▶ [EXERCISE INSTRUCTIONS] Find each line with the word "docker" and copy it.

▶ [RECORDS FOR THIS EXERCISE]

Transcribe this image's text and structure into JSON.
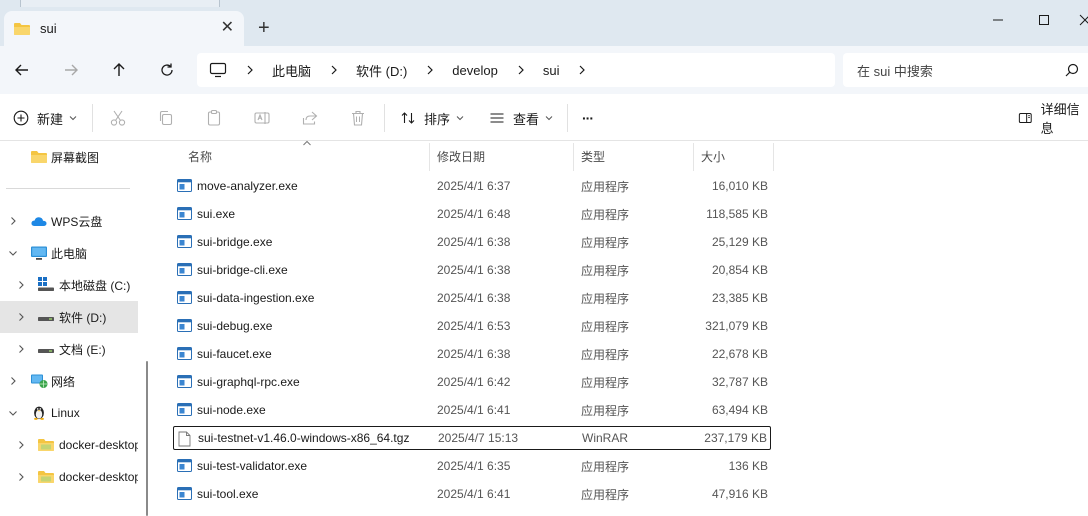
{
  "window": {
    "tab_title": "sui",
    "tab_close": "✕",
    "new_tab": "+"
  },
  "breadcrumb": [
    "此电脑",
    "软件 (D:)",
    "develop",
    "sui"
  ],
  "search": {
    "placeholder": "在 sui 中搜索"
  },
  "toolbar": {
    "new_label": "新建",
    "sort_label": "排序",
    "view_label": "查看",
    "more_label": "···",
    "details_label": "详细信息"
  },
  "sidebar": {
    "items": [
      {
        "label": "屏幕截图",
        "icon": "folder-icon"
      },
      {
        "label": "WPS云盘",
        "icon": "cloud-icon"
      },
      {
        "label": "此电脑",
        "icon": "computer-icon"
      },
      {
        "label": "本地磁盘 (C:)",
        "icon": "windows-drive-icon"
      },
      {
        "label": "软件 (D:)",
        "icon": "drive-icon"
      },
      {
        "label": "文档 (E:)",
        "icon": "drive-icon"
      },
      {
        "label": "网络",
        "icon": "network-icon"
      },
      {
        "label": "Linux",
        "icon": "linux-penguin-icon"
      },
      {
        "label": "docker-desktop",
        "icon": "folder-icon"
      },
      {
        "label": "docker-desktop-data",
        "icon": "folder-icon"
      }
    ]
  },
  "columns": {
    "name": "名称",
    "date": "修改日期",
    "type": "类型",
    "size": "大小"
  },
  "files": [
    {
      "name": "move-analyzer.exe",
      "date": "2025/4/1 6:37",
      "type": "应用程序",
      "size": "16,010 KB",
      "icon": "exe"
    },
    {
      "name": "sui.exe",
      "date": "2025/4/1 6:48",
      "type": "应用程序",
      "size": "118,585 KB",
      "icon": "exe"
    },
    {
      "name": "sui-bridge.exe",
      "date": "2025/4/1 6:38",
      "type": "应用程序",
      "size": "25,129 KB",
      "icon": "exe"
    },
    {
      "name": "sui-bridge-cli.exe",
      "date": "2025/4/1 6:38",
      "type": "应用程序",
      "size": "20,854 KB",
      "icon": "exe"
    },
    {
      "name": "sui-data-ingestion.exe",
      "date": "2025/4/1 6:38",
      "type": "应用程序",
      "size": "23,385 KB",
      "icon": "exe"
    },
    {
      "name": "sui-debug.exe",
      "date": "2025/4/1 6:53",
      "type": "应用程序",
      "size": "321,079 KB",
      "icon": "exe"
    },
    {
      "name": "sui-faucet.exe",
      "date": "2025/4/1 6:38",
      "type": "应用程序",
      "size": "22,678 KB",
      "icon": "exe"
    },
    {
      "name": "sui-graphql-rpc.exe",
      "date": "2025/4/1 6:42",
      "type": "应用程序",
      "size": "32,787 KB",
      "icon": "exe"
    },
    {
      "name": "sui-node.exe",
      "date": "2025/4/1 6:41",
      "type": "应用程序",
      "size": "63,494 KB",
      "icon": "exe"
    },
    {
      "name": "sui-testnet-v1.46.0-windows-x86_64.tgz",
      "date": "2025/4/7 15:13",
      "type": "WinRAR",
      "size": "237,179 KB",
      "icon": "file",
      "selected": true
    },
    {
      "name": "sui-test-validator.exe",
      "date": "2025/4/1 6:35",
      "type": "应用程序",
      "size": "136 KB",
      "icon": "exe"
    },
    {
      "name": "sui-tool.exe",
      "date": "2025/4/1 6:41",
      "type": "应用程序",
      "size": "47,916 KB",
      "icon": "exe"
    }
  ],
  "colors": {
    "folder": "#f4c542",
    "accent": "#0067c0",
    "selection": "#e5e5e5"
  }
}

▶ [RESULT]
        "label": "docker-desktop",
        "label": "docker-desktop-data",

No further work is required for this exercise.